# Supplied records start
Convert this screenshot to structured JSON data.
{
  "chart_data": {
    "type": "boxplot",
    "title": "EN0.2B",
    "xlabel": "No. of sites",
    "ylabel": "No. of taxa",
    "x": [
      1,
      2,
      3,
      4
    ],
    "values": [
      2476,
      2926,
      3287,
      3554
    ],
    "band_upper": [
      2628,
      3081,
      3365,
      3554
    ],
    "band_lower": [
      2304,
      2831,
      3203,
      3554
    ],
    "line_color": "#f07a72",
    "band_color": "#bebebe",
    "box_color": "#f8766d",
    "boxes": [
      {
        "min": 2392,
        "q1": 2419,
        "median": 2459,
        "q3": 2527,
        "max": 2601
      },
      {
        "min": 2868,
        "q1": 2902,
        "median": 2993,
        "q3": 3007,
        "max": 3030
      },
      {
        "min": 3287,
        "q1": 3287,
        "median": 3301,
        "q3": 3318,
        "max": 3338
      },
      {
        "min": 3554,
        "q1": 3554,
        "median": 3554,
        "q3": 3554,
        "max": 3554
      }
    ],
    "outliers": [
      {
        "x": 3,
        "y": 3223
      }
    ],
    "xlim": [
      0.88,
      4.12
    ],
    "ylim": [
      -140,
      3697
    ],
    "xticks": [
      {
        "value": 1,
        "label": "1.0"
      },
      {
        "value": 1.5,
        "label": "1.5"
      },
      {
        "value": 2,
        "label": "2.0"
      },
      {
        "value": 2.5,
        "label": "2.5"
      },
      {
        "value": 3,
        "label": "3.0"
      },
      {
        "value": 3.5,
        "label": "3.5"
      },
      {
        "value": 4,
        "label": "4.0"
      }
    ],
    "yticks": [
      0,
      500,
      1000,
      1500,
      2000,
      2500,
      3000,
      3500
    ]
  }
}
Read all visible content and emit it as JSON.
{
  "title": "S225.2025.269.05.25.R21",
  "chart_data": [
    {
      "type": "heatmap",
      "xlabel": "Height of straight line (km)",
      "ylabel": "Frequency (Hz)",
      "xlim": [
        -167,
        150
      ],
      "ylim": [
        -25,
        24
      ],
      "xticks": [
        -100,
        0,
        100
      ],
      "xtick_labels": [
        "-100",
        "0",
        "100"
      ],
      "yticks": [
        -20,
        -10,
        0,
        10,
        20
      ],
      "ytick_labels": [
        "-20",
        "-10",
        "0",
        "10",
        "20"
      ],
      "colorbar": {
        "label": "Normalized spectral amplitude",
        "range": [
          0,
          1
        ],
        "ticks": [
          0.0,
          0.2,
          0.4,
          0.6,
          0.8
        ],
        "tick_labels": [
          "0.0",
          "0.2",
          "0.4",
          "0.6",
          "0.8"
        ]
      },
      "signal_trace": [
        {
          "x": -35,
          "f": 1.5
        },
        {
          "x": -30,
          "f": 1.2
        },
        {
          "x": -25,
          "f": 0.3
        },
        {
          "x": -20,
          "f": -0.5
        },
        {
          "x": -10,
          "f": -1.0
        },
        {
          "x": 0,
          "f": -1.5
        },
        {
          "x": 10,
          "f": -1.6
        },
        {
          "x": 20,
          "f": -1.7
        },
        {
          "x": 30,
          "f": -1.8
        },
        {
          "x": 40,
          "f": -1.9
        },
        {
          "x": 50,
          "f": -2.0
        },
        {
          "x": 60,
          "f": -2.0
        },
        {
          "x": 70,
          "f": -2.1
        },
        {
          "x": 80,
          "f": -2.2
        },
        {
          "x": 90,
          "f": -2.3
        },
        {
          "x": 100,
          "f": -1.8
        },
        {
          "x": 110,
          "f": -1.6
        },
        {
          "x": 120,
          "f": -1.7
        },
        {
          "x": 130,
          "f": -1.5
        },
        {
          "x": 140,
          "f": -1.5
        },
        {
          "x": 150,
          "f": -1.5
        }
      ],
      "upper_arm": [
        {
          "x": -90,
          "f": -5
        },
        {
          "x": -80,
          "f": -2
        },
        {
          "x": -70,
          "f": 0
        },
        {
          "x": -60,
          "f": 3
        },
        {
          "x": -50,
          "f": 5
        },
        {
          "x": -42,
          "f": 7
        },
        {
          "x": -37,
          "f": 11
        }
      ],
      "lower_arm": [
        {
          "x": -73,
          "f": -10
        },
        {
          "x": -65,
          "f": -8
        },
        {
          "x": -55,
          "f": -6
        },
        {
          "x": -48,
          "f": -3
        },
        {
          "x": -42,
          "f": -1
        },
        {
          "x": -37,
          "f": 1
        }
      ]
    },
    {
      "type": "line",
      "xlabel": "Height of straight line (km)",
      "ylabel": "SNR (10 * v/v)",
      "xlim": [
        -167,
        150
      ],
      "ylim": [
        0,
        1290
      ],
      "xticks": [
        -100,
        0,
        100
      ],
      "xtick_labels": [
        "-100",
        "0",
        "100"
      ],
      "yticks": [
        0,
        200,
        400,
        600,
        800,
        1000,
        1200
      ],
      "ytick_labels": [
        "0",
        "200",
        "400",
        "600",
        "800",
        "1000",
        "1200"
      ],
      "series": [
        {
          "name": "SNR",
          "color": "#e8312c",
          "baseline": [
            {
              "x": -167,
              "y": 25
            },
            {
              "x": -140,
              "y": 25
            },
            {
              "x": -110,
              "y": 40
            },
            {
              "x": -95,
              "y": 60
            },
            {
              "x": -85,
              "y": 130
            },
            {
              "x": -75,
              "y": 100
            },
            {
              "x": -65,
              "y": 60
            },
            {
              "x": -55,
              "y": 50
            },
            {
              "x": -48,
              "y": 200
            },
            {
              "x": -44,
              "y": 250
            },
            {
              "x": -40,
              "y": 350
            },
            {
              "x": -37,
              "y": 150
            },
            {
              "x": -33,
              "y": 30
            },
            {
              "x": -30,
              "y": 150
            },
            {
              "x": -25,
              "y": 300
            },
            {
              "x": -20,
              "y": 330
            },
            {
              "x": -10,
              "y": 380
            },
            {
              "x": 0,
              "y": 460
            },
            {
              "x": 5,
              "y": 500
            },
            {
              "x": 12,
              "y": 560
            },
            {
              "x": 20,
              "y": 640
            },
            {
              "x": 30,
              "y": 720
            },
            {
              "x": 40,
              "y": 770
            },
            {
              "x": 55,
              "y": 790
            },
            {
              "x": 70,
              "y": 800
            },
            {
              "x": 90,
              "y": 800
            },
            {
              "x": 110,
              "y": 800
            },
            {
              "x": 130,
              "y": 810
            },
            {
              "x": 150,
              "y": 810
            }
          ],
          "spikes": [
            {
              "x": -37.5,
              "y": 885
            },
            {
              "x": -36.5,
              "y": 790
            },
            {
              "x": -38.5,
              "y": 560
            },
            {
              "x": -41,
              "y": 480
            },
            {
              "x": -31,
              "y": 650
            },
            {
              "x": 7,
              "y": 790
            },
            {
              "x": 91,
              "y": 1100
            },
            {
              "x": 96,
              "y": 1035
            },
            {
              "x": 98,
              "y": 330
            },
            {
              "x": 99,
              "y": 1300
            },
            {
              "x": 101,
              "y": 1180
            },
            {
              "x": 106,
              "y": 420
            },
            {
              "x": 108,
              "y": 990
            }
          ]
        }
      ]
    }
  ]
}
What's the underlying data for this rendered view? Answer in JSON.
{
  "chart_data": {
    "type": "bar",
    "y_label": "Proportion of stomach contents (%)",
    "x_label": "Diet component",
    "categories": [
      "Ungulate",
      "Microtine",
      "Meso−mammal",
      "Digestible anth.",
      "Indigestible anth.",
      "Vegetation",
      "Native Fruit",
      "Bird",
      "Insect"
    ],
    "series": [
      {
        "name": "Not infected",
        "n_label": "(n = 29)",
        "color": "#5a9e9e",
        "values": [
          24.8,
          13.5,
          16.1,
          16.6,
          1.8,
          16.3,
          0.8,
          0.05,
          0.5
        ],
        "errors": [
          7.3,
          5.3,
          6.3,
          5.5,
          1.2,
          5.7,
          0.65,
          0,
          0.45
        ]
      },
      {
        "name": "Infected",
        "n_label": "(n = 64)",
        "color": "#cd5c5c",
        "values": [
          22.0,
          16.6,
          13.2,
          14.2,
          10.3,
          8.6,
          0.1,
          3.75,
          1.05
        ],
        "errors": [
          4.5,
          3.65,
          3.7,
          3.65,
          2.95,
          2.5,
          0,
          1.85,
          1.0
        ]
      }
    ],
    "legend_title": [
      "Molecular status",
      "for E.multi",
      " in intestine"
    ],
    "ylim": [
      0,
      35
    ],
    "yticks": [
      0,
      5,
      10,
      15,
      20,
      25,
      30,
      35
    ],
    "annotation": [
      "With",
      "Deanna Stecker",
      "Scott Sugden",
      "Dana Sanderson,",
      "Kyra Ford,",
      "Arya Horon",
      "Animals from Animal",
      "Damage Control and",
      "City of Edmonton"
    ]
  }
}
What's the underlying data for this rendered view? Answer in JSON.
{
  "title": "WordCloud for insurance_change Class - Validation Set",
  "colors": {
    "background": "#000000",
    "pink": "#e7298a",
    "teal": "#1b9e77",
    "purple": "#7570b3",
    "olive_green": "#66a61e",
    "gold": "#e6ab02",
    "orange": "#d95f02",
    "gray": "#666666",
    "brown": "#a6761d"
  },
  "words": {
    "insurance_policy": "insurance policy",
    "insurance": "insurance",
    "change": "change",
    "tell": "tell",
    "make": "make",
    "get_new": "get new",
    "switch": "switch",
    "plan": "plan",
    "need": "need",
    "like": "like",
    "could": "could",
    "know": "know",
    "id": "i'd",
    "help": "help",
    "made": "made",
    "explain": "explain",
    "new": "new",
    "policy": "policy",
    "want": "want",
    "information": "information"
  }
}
# Supplied records end
**What is required:** Find each line holding the string "type" and copy it out.

**Answer to this task:**
    "type": "boxplot",
      "type": "heatmap",
      "type": "line",
    "type": "bar",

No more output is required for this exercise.